>> start DATASET EXTRACT

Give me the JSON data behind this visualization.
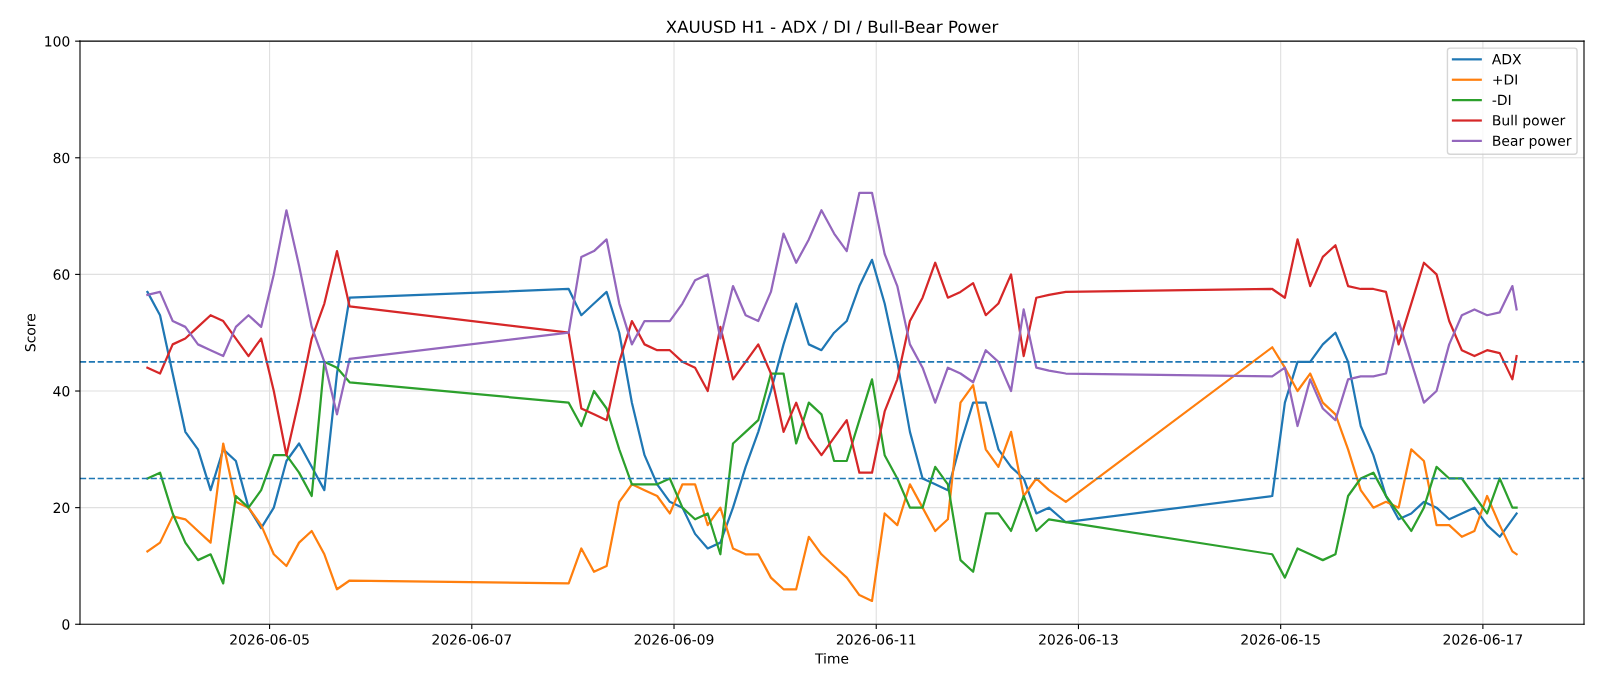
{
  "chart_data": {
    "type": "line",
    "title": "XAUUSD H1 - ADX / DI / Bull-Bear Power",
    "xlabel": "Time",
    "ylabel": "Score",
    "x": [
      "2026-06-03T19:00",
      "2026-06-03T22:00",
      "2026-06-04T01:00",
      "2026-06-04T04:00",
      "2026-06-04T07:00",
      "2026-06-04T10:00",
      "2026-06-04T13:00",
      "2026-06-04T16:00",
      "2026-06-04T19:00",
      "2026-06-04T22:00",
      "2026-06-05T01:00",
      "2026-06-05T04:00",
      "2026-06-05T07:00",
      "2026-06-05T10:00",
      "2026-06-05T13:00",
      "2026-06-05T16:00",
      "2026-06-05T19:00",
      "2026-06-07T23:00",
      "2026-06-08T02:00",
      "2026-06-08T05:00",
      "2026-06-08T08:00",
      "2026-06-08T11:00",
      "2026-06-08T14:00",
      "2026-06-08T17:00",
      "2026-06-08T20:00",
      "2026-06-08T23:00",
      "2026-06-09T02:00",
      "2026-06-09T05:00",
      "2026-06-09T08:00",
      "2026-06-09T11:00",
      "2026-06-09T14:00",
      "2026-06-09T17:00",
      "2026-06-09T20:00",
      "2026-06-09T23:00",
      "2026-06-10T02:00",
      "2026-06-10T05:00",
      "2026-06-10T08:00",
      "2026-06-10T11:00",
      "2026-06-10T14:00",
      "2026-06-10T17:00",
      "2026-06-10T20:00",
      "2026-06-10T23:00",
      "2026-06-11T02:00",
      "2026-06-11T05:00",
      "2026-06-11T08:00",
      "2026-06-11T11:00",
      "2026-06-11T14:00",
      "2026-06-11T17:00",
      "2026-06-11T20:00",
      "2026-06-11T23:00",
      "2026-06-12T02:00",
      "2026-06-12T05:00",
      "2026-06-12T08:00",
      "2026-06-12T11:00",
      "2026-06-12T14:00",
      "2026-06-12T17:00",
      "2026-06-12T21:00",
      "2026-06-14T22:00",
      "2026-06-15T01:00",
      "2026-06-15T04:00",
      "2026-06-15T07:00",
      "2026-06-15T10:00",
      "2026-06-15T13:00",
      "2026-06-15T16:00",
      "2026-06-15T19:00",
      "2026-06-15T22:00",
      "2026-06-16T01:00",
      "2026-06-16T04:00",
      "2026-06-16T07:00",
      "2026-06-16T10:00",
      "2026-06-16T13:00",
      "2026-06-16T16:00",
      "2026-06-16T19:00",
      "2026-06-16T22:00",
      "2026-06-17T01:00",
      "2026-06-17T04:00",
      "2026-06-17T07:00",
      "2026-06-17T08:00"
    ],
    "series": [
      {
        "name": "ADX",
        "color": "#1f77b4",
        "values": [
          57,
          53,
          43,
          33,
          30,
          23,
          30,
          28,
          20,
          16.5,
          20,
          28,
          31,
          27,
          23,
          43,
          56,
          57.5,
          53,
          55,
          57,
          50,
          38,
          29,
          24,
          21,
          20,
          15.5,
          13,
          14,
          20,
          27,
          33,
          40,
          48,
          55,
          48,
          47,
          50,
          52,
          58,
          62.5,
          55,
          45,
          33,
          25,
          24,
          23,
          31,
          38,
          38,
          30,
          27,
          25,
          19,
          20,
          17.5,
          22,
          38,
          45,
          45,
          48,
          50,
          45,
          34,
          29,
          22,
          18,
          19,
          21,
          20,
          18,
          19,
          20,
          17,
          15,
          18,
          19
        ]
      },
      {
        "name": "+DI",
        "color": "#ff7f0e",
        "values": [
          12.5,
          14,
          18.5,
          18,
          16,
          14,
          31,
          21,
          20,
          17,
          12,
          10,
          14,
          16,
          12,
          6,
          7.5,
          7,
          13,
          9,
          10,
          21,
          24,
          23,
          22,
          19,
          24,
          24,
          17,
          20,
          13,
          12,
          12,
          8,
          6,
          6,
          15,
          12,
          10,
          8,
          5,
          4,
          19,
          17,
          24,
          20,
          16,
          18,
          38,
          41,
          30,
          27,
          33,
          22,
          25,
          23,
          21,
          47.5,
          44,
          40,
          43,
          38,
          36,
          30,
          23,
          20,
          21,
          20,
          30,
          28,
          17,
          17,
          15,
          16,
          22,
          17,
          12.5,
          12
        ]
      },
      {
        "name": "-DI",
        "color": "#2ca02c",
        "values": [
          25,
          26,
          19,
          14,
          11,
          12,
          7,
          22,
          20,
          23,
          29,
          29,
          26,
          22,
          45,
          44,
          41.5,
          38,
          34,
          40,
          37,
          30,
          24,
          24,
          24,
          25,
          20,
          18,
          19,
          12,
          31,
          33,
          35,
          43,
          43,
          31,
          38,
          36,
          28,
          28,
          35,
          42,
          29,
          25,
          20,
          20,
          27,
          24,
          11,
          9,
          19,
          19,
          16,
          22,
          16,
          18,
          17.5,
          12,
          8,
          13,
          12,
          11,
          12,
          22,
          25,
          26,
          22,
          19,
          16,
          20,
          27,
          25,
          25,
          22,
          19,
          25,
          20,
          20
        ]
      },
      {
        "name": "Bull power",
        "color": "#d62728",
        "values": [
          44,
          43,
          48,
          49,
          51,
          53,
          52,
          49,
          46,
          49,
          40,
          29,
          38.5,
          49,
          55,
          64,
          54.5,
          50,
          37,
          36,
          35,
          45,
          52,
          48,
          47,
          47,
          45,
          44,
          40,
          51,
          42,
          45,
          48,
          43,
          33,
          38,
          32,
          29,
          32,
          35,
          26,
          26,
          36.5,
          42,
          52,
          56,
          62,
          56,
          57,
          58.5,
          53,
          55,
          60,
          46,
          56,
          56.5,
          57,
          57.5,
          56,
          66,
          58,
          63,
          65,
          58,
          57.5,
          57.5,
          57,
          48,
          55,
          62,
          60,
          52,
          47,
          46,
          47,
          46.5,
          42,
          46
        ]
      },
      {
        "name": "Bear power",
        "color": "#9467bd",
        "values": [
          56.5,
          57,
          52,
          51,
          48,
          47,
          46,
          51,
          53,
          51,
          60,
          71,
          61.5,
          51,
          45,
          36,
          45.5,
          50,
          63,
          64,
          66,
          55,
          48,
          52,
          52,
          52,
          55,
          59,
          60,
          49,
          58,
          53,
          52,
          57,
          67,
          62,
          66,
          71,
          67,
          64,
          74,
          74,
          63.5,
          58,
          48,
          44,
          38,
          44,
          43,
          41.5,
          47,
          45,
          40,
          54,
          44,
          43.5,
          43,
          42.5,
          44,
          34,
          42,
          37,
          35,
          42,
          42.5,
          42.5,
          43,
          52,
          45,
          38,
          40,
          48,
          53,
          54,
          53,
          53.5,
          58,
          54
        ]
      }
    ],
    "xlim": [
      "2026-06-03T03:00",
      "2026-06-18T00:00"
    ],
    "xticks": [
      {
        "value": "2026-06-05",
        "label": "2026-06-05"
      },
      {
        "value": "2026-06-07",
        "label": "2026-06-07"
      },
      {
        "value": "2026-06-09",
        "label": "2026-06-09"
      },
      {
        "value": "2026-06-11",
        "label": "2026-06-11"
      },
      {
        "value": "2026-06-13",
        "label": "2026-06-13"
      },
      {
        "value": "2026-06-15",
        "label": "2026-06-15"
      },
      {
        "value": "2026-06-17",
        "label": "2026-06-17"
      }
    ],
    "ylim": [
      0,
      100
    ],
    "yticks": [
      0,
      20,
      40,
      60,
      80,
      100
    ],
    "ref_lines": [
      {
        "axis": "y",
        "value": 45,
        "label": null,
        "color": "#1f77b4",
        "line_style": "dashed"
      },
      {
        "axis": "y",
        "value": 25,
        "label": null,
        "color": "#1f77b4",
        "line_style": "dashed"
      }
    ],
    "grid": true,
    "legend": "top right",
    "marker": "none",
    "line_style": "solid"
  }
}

>> end DATASET EXTRACT

Return only the number of lines in the entries that contain the string "Bull".

**EXERCISE OUTPUT:** 2